***** EXERCISE DATA
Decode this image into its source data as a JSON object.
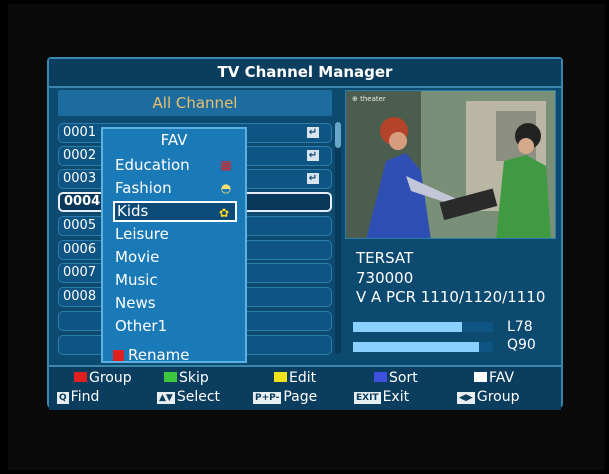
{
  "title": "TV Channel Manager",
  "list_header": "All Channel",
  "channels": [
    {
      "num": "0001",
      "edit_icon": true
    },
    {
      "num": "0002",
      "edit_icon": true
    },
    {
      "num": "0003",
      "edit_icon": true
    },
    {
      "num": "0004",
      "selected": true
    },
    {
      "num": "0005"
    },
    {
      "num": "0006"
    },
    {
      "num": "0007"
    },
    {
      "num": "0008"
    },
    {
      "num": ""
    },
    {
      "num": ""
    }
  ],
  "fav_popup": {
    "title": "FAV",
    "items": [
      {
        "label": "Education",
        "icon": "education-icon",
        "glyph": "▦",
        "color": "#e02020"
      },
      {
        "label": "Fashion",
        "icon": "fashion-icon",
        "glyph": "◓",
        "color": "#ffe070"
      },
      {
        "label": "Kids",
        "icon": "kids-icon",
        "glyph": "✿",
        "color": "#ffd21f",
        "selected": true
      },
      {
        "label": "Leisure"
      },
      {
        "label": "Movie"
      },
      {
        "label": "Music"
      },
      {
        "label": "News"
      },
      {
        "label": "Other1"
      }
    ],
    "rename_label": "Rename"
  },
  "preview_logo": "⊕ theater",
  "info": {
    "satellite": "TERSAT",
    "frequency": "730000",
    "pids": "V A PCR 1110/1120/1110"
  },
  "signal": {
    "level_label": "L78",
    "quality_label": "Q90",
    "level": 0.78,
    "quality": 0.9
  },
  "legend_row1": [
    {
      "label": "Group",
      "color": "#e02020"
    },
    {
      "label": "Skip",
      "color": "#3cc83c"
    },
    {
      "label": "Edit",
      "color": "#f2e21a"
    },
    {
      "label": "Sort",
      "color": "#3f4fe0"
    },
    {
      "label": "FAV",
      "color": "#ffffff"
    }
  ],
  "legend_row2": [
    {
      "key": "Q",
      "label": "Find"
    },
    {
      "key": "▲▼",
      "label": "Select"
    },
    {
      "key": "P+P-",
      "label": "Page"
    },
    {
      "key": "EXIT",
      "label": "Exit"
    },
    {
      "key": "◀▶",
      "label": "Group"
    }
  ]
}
**********
**REQUIREMENT**
Locate the word "color" in the records above, and return each line that has it.

**EXERCISE SOLUTION**
        "color": "#e02020"
        "color": "#ffe070"
        "color": "#ffd21f",
      "color": "#e02020"
      "color": "#3cc83c"
      "color": "#f2e21a"
      "color": "#3f4fe0"
      "color": "#ffffff"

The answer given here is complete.